INPUT FOR THIS TASK

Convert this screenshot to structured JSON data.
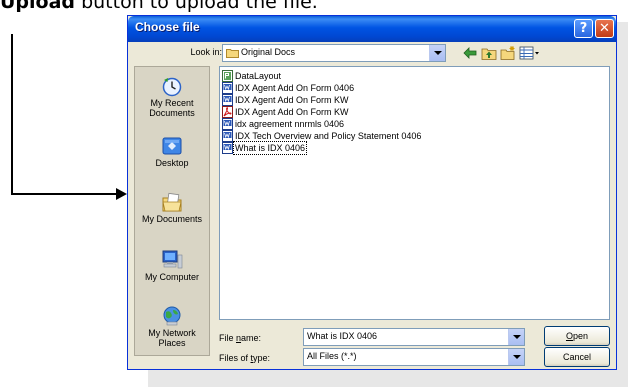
{
  "caption": {
    "bold": "Upload",
    "rest": " button to upload the file."
  },
  "dialog": {
    "title": "Choose file",
    "help_glyph": "?",
    "close_glyph": "✕",
    "look_in_label": "Look in:",
    "look_in_value": "Original Docs",
    "places": [
      {
        "label": "My Recent Documents"
      },
      {
        "label": "Desktop"
      },
      {
        "label": "My Documents"
      },
      {
        "label": "My Computer"
      },
      {
        "label": "My Network Places"
      }
    ],
    "files": [
      {
        "name": "DataLayout",
        "icon": "publisher-file-icon"
      },
      {
        "name": "IDX Agent Add On Form 0406",
        "icon": "word-file-icon"
      },
      {
        "name": "IDX Agent Add On Form KW",
        "icon": "word-file-icon"
      },
      {
        "name": "IDX Agent Add On Form KW",
        "icon": "pdf-file-icon"
      },
      {
        "name": "idx agreement nnrmls 0406",
        "icon": "word-file-icon"
      },
      {
        "name": "IDX Tech Overview and Policy Statement 0406",
        "icon": "word-file-icon"
      },
      {
        "name": "What is IDX 0406",
        "icon": "word-file-icon"
      }
    ],
    "file_name_label_pre": "File ",
    "file_name_label_key": "n",
    "file_name_label_post": "ame:",
    "file_name_value": "What is IDX 0406",
    "file_type_label_pre": "Files of ",
    "file_type_label_key": "t",
    "file_type_label_post": "ype:",
    "file_type_value": "All Files (*.*)",
    "open_key": "O",
    "open_rest": "pen",
    "cancel_label": "Cancel"
  },
  "colors": {
    "titlebar": "#0054e3",
    "dialog_bg": "#ece9d8",
    "places_bg": "#d9d5c5"
  }
}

DO THIS
Take every line from the records above that has the word "What" and copy it.

TASK ANSWER
        "name": "What is IDX 0406",
    "file_name_value": "What is IDX 0406",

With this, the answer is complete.